§ **Aim**:
Without the pictures, repeat the listing character for character.

§ **Data supplied**:
+===+

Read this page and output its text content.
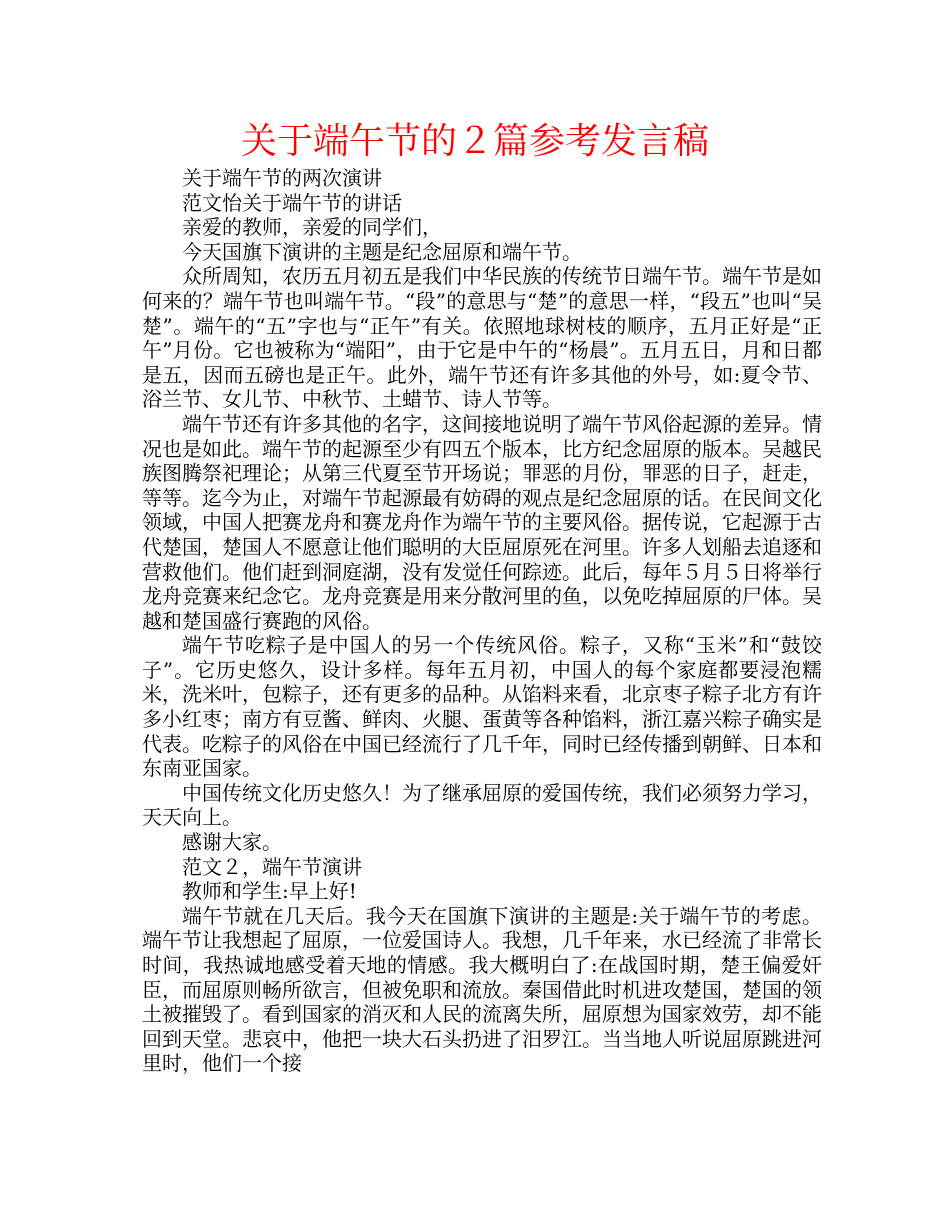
关于端午节的２篇参考发言稿

关于端午节的两次演讲

范文怡关于端午节的讲话

亲爱的教师，亲爱的同学们，

今天国旗下演讲的主题是纪念屈原和端午节。

众所周知，农历五月初五是我们中华民族的传统节日端午节。端午节是如何来的？端午节也叫端午节。“段”的意思与“楚”的意思一样，“段五”也叫“吴楚”。端午的“五”字也与“正午”有关。依照地球树枝的顺序，五月正好是“正午”月份。它也被称为“端阳”，由于它是中午的“杨晨”。五月五日，月和日都是五，因而五磅也是正午。此外，端午节还有许多其他的外号，如:夏令节、浴兰节、女儿节、中秋节、土蜡节、诗人节等。

端午节还有许多其他的名字，这间接地说明了端午节风俗起源的差异。情况也是如此。端午节的起源至少有四五个版本，比方纪念屈原的版本。吴越民族图腾祭祀理论；从第三代夏至节开场说；罪恶的月份，罪恶的日子，赶走，等等。迄今为止，对端午节起源最有妨碍的观点是纪念屈原的话。在民间文化领域，中国人把赛龙舟和赛龙舟作为端午节的主要风俗。据传说，它起源于古代楚国，楚国人不愿意让他们聪明的大臣屈原死在河里。许多人划船去追逐和营救他们。他们赶到洞庭湖，没有发觉任何踪迹。此后，每年５月５日将举行龙舟竞赛来纪念它。龙舟竞赛是用来分散河里的鱼，以免吃掉屈原的尸体。吴越和楚国盛行赛跑的风俗。

端午节吃粽子是中国人的另一个传统风俗。粽子，又称“玉米”和“鼓饺子”。它历史悠久，设计多样。每年五月初，中国人的每个家庭都要浸泡糯米，洗米叶，包粽子，还有更多的品种。从馅料来看，北京枣子粽子北方有许多小红枣；南方有豆酱、鲜肉、火腿、蛋黄等各种馅料，浙江嘉兴粽子确实是代表。吃粽子的风俗在中国已经流行了几千年，同时已经传播到朝鲜、日本和东南亚国家。

中国传统文化历史悠久！为了继承屈原的爱国传统，我们必须努力学习，天天向上。

感谢大家。

范文２，端午节演讲

教师和学生:早上好!

端午节就在几天后。我今天在国旗下演讲的主题是:关于端午节的考虑。端午节让我想起了屈原，一位爱国诗人。我想，几千年来，水已经流了非常长时间，我热诚地感受着天地的情感。我大概明白了:在战国时期，楚王偏爱奸臣，而屈原则畅所欲言，但被免职和流放。秦国借此时机进攻楚国，楚国的领土被摧毁了。看到国家的消灭和人民的流离失所，屈原想为国家效劳，却不能回到天堂。悲哀中，他把一块大石头扔进了汨罗江。当当地人听说屈原跳进河里时，他们一个接
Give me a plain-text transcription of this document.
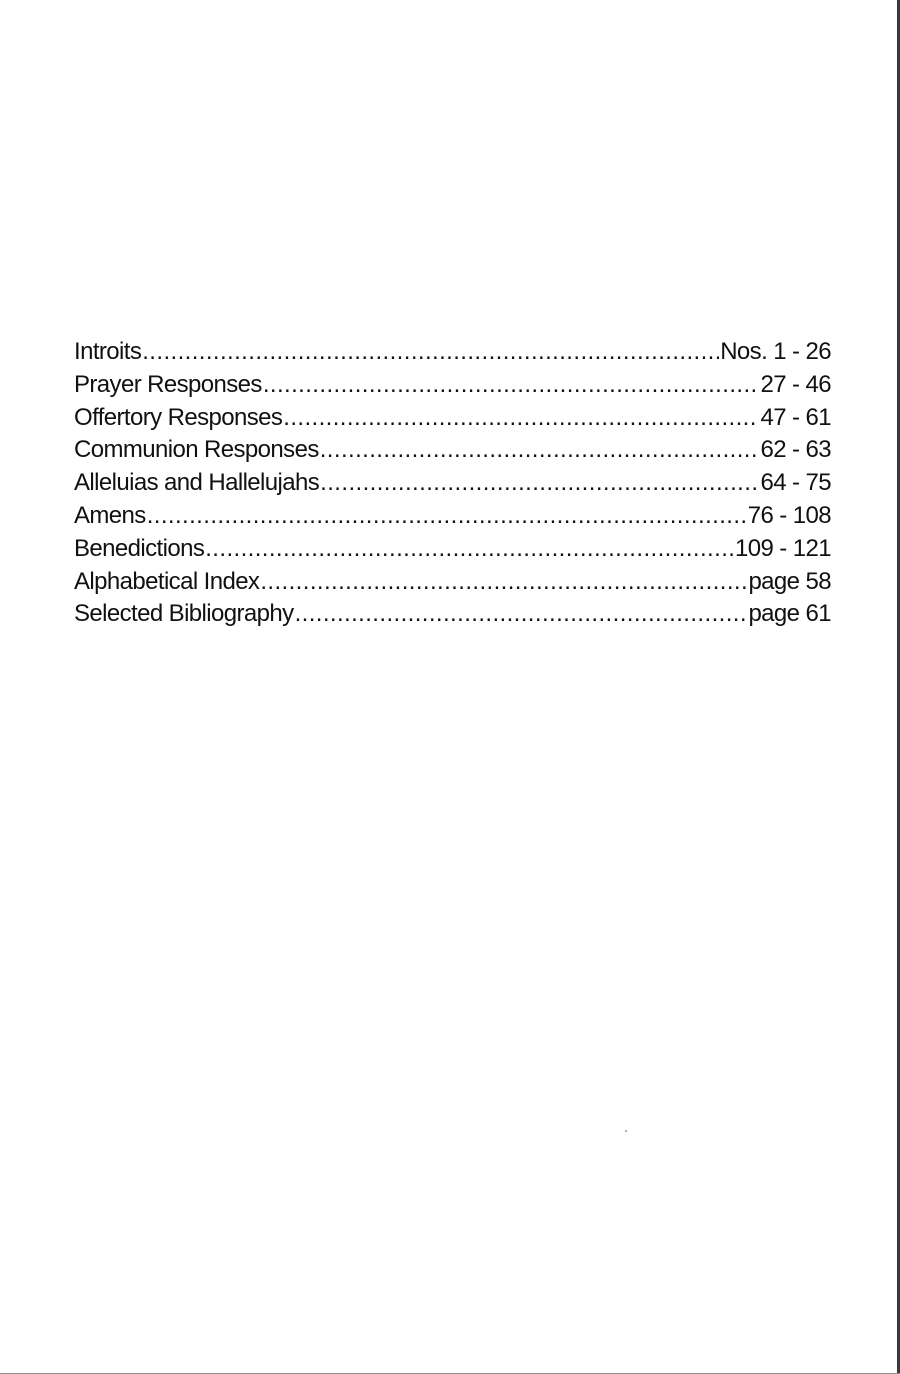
Introits .....	Nos. 1 - 26
Prayer Responses .....	27 - 46
Offertory Responses .....	47 - 61
Communion Responses .....	62 - 63
Alleluias and Hallelujahs .....	64 - 75
Amens .....	76 - 108
Benedictions .....	109 - 121
Alphabetical Index .....	page 58
Selected Bibliography .....	page 61
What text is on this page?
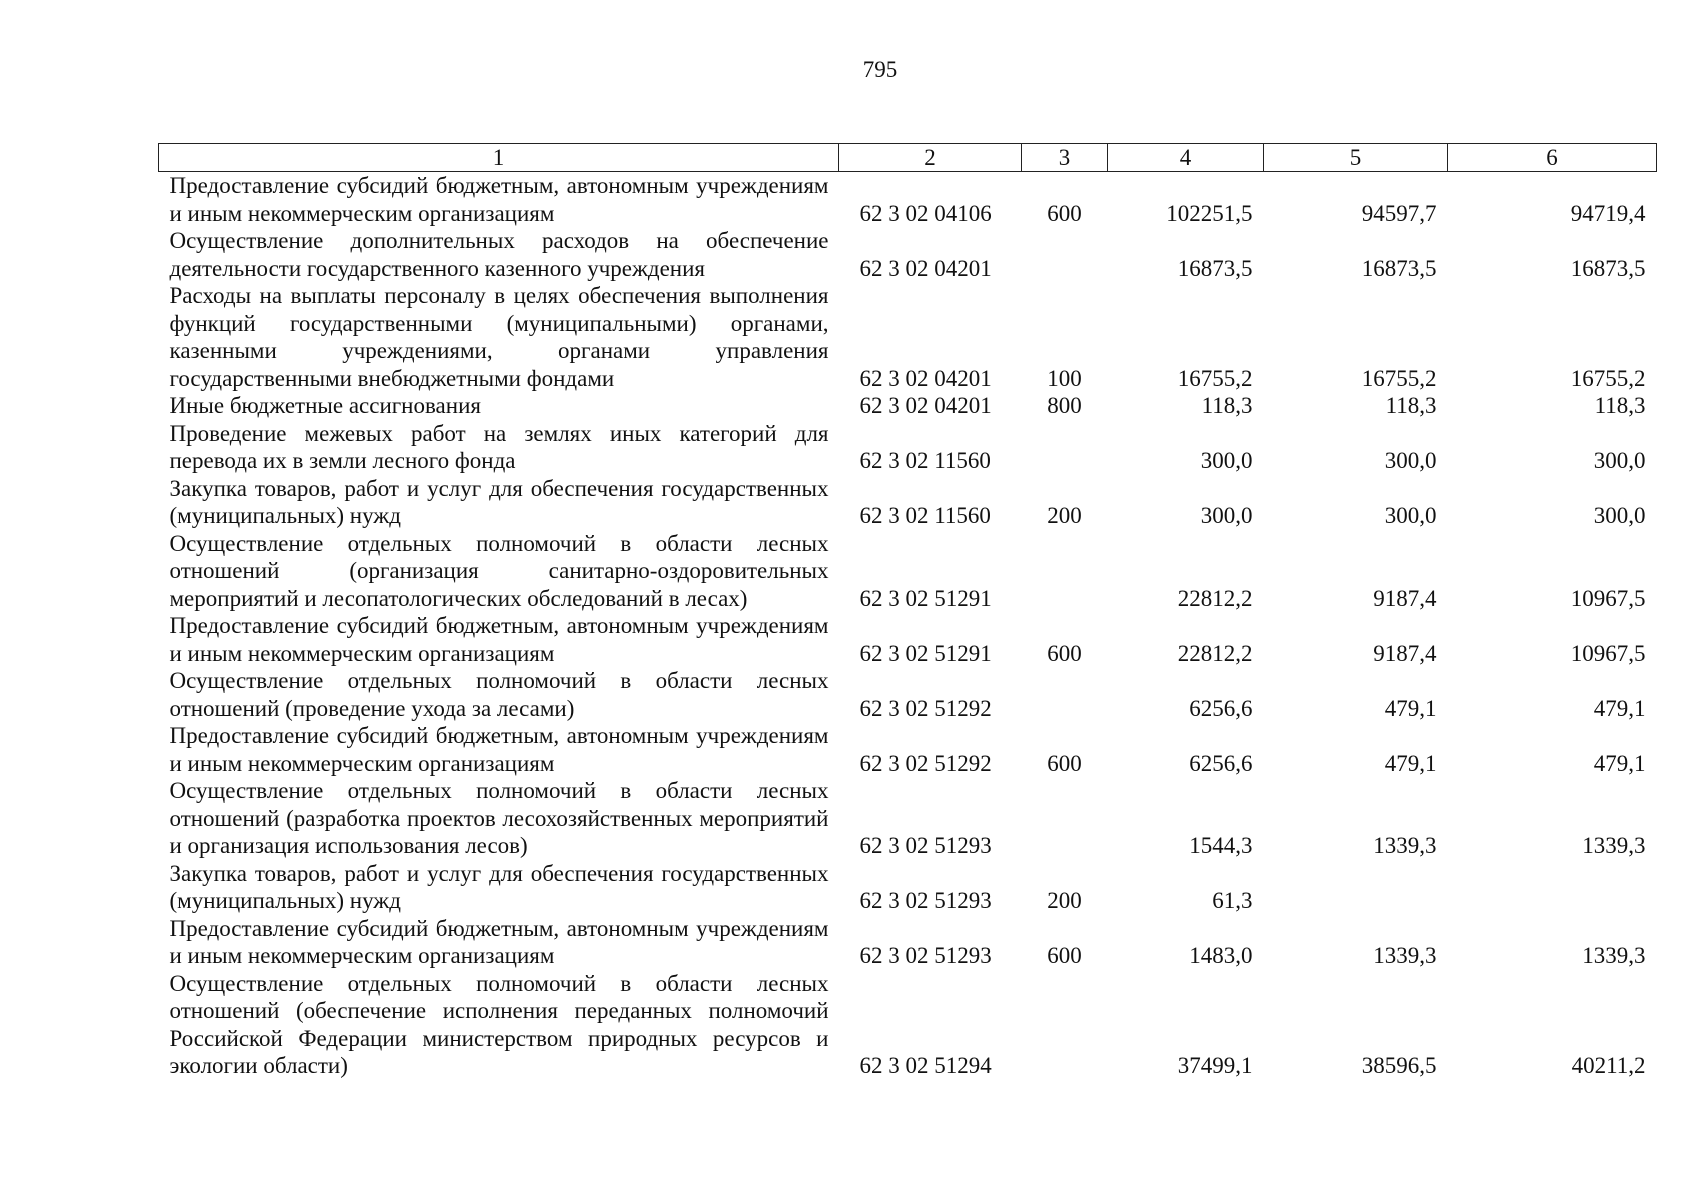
795
1	2	3	4	5	6
Предоставление субсидий бюджетным, автономным учреждениям и иным некоммерческим организациям	62 3 02 04106	600	102251,5	94597,7	94719,4
Осуществление дополнительных расходов на обеспечение деятельности государственного казенного учреждения	62 3 02 04201		16873,5	16873,5	16873,5
Расходы на выплаты персоналу в целях обеспечения выполнения функций государственными (муниципальными) органами, казенными учреждениями, органами управления государственными внебюджетными фондами	62 3 02 04201	100	16755,2	16755,2	16755,2
Иные бюджетные ассигнования	62 3 02 04201	800	118,3	118,3	118,3
Проведение межевых работ на землях иных категорий для перевода их в земли лесного фонда	62 3 02 11560		300,0	300,0	300,0
Закупка товаров, работ и услуг для обеспечения государственных (муниципальных) нужд	62 3 02 11560	200	300,0	300,0	300,0
Осуществление отдельных полномочий в области лесных отношений (организация санитарно-оздоровительных мероприятий и лесопатологических обследований в лесах)	62 3 02 51291		22812,2	9187,4	10967,5
Предоставление субсидий бюджетным, автономным учреждениям и иным некоммерческим организациям	62 3 02 51291	600	22812,2	9187,4	10967,5
Осуществление отдельных полномочий в области лесных отношений (проведение ухода за лесами)	62 3 02 51292		6256,6	479,1	479,1
Предоставление субсидий бюджетным, автономным учреждениям и иным некоммерческим организациям	62 3 02 51292	600	6256,6	479,1	479,1
Осуществление отдельных полномочий в области лесных отношений (разработка проектов лесохозяйственных мероприятий и организация использования лесов)	62 3 02 51293		1544,3	1339,3	1339,3
Закупка товаров, работ и услуг для обеспечения государственных (муниципальных) нужд	62 3 02 51293	200	61,3		
Предоставление субсидий бюджетным, автономным учреждениям и иным некоммерческим организациям	62 3 02 51293	600	1483,0	1339,3	1339,3
Осуществление отдельных полномочий в области лесных отношений (обеспечение исполнения переданных полномочий Российской Федерации министерством природных ресурсов и экологии области)	62 3 02 51294		37499,1	38596,5	40211,2
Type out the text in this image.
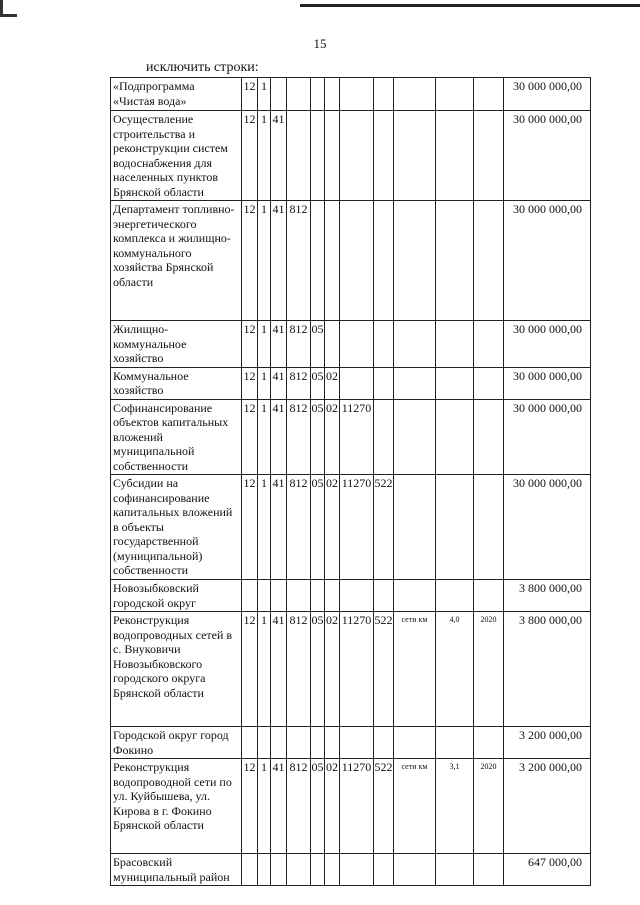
15
исключить строки:
«Подпрограмма «Чистая вода»	12	1										30 000 000,00
Осуществление строительства и реконструкции систем водоснабжения для населенных пунктов Брянской области	12	1	41									30 000 000,00
Департамент топливно-энергетического комплекса и жилищно-коммунального хозяйства Брянской области	12	1	41	812								30 000 000,00
Жилищно-коммунальное хозяйство	12	1	41	812	05							30 000 000,00
Коммунальное хозяйство	12	1	41	812	05	02						30 000 000,00
Софинансирование объектов капитальных вложений муниципальной собственности	12	1	41	812	05	02	11270					30 000 000,00
Субсидии на софинансирование капитальных вложений в объекты государственной (муниципальной) собственности	12	1	41	812	05	02	11270	522				30 000 000,00
Новозыбковский городской округ												3 800 000,00
Реконструкция водопроводных сетей в с. Внуковичи Новозыбковского городского округа Брянской области	12	1	41	812	05	02	11270	522	сети км	4,0	2020	3 800 000,00
Городской округ город Фокино												3 200 000,00
Реконструкция водопроводной сети по ул. Куйбышева, ул. Кирова в г. Фокино Брянской области	12	1	41	812	05	02	11270	522	сети км	3,1	2020	3 200 000,00
Брасовский муниципальный район												647 000,00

+===+

§ **Exercise answer**:
Read this page and output its text content.
关于端午节的２篇参考发言稿

关于端午节的两次演讲

范文怡关于端午节的讲话

亲爱的教师，亲爱的同学们，

今天国旗下演讲的主题是纪念屈原和端午节。

众所周知，农历五月初五是我们中华民族的传统节日端午节。端午节是如何来的？端午节也叫端午节。“段”的意思与“楚”的意思一样，“段五”也叫“吴楚”。端午的“五”字也与“正午”有关。依照地球树枝的顺序，五月正好是“正午”月份。它也被称为“端阳”，由于它是中午的“杨晨”。五月五日，月和日都是五，因而五磅也是正午。此外，端午节还有许多其他的外号，如:夏令节、浴兰节、女儿节、中秋节、土蜡节、诗人节等。

端午节还有许多其他的名字，这间接地说明了端午节风俗起源的差异。情况也是如此。端午节的起源至少有四五个版本，比方纪念屈原的版本。吴越民族图腾祭祀理论；从第三代夏至节开场说；罪恶的月份，罪恶的日子，赶走，等等。迄今为止，对端午节起源最有妨碍的观点是纪念屈原的话。在民间文化领域，中国人把赛龙舟和赛龙舟作为端午节的主要风俗。据传说，它起源于古代楚国，楚国人不愿意让他们聪明的大臣屈原死在河里。许多人划船去追逐和营救他们。他们赶到洞庭湖，没有发觉任何踪迹。此后，每年５月５日将举行龙舟竞赛来纪念它。龙舟竞赛是用来分散河里的鱼，以免吃掉屈原的尸体。吴越和楚国盛行赛跑的风俗。

端午节吃粽子是中国人的另一个传统风俗。粽子，又称“玉米”和“鼓饺子”。它历史悠久，设计多样。每年五月初，中国人的每个家庭都要浸泡糯米，洗米叶，包粽子，还有更多的品种。从馅料来看，北京枣子粽子北方有许多小红枣；南方有豆酱、鲜肉、火腿、蛋黄等各种馅料，浙江嘉兴粽子确实是代表。吃粽子的风俗在中国已经流行了几千年，同时已经传播到朝鲜、日本和东南亚国家。

中国传统文化历史悠久！为了继承屈原的爱国传统，我们必须努力学习，天天向上。

感谢大家。

范文２，端午节演讲

教师和学生:早上好!

端午节就在几天后。我今天在国旗下演讲的主题是:关于端午节的考虑。端午节让我想起了屈原，一位爱国诗人。我想，几千年来，水已经流了非常长时间，我热诚地感受着天地的情感。我大概明白了:在战国时期，楚王偏爱奸臣，而屈原则畅所欲言，但被免职和流放。秦国借此时机进攻楚国，楚国的领土被摧毁了。看到国家的消灭和人民的流离失所，屈原想为国家效劳，却不能回到天堂。悲哀中，他把一块大石头扔进了汨罗江。当当地人听说屈原跳进河里时，他们一个接
Give me a plain-text transcription of this document.
Introits .....	Nos. 1 - 26
Prayer Responses .....	27 - 46
Offertory Responses .....	47 - 61
Communion Responses .....	62 - 63
Alleluias and Hallelujahs .....	64 - 75
Amens .....	76 - 108
Benedictions .....	109 - 121
Alphabetical Index .....	page 58
Selected Bibliography .....	page 61
What text is on this page?
795
1	2	3	4	5	6
Предоставление субсидий бюджетным, автономным учреждениям и иным некоммерческим организациям	62 3 02 04106	600	102251,5	94597,7	94719,4
Осуществление дополнительных расходов на обеспечение деятельности государственного казенного учреждения	62 3 02 04201		16873,5	16873,5	16873,5
Расходы на выплаты персоналу в целях обеспечения выполнения функций государственными (муниципальными) органами, казенными учреждениями, органами управления государственными внебюджетными фондами	62 3 02 04201	100	16755,2	16755,2	16755,2
Иные бюджетные ассигнования	62 3 02 04201	800	118,3	118,3	118,3
Проведение межевых работ на землях иных категорий для перевода их в земли лесного фонда	62 3 02 11560		300,0	300,0	300,0
Закупка товаров, работ и услуг для обеспечения государственных (муниципальных) нужд	62 3 02 11560	200	300,0	300,0	300,0
Осуществление отдельных полномочий в области лесных отношений (организация санитарно-оздоровительных мероприятий и лесопатологических обследований в лесах)	62 3 02 51291		22812,2	9187,4	10967,5
Предоставление субсидий бюджетным, автономным учреждениям и иным некоммерческим организациям	62 3 02 51291	600	22812,2	9187,4	10967,5
Осуществление отдельных полномочий в области лесных отношений (проведение ухода за лесами)	62 3 02 51292		6256,6	479,1	479,1
Предоставление субсидий бюджетным, автономным учреждениям и иным некоммерческим организациям	62 3 02 51292	600	6256,6	479,1	479,1
Осуществление отдельных полномочий в области лесных отношений (разработка проектов лесохозяйственных мероприятий и организация использования лесов)	62 3 02 51293		1544,3	1339,3	1339,3
Закупка товаров, работ и услуг для обеспечения государственных (муниципальных) нужд	62 3 02 51293	200	61,3		
Предоставление субсидий бюджетным, автономным учреждениям и иным некоммерческим организациям	62 3 02 51293	600	1483,0	1339,3	1339,3
Осуществление отдельных полномочий в области лесных отношений (обеспечение исполнения переданных полномочий Российской Федерации министерством природных ресурсов и экологии области)	62 3 02 51294		37499,1	38596,5	40211,2
Type out the text in this image.
15
исключить строки:
«Подпрограмма «Чистая вода»	12	1										30 000 000,00
Осуществление строительства и реконструкции систем водоснабжения для населенных пунктов Брянской области	12	1	41									30 000 000,00
Департамент топливно-энергетического комплекса и жилищно-коммунального хозяйства Брянской области	12	1	41	812								30 000 000,00
Жилищно-коммунальное хозяйство	12	1	41	812	05							30 000 000,00
Коммунальное хозяйство	12	1	41	812	05	02						30 000 000,00
Софинансирование объектов капитальных вложений муниципальной собственности	12	1	41	812	05	02	11270					30 000 000,00
Субсидии на софинансирование капитальных вложений в объекты государственной (муниципальной) собственности	12	1	41	812	05	02	11270	522				30 000 000,00
Новозыбковский городской округ												3 800 000,00
Реконструкция водопроводных сетей в с. Внуковичи Новозыбковского городского округа Брянской области	12	1	41	812	05	02	11270	522	сети км	4,0	2020	3 800 000,00
Городской округ город Фокино												3 200 000,00
Реконструкция водопроводной сети по ул. Куйбышева, ул. Кирова в г. Фокино Брянской области	12	1	41	812	05	02	11270	522	сети км	3,1	2020	3 200 000,00
Брасовский муниципальный район												647 000,00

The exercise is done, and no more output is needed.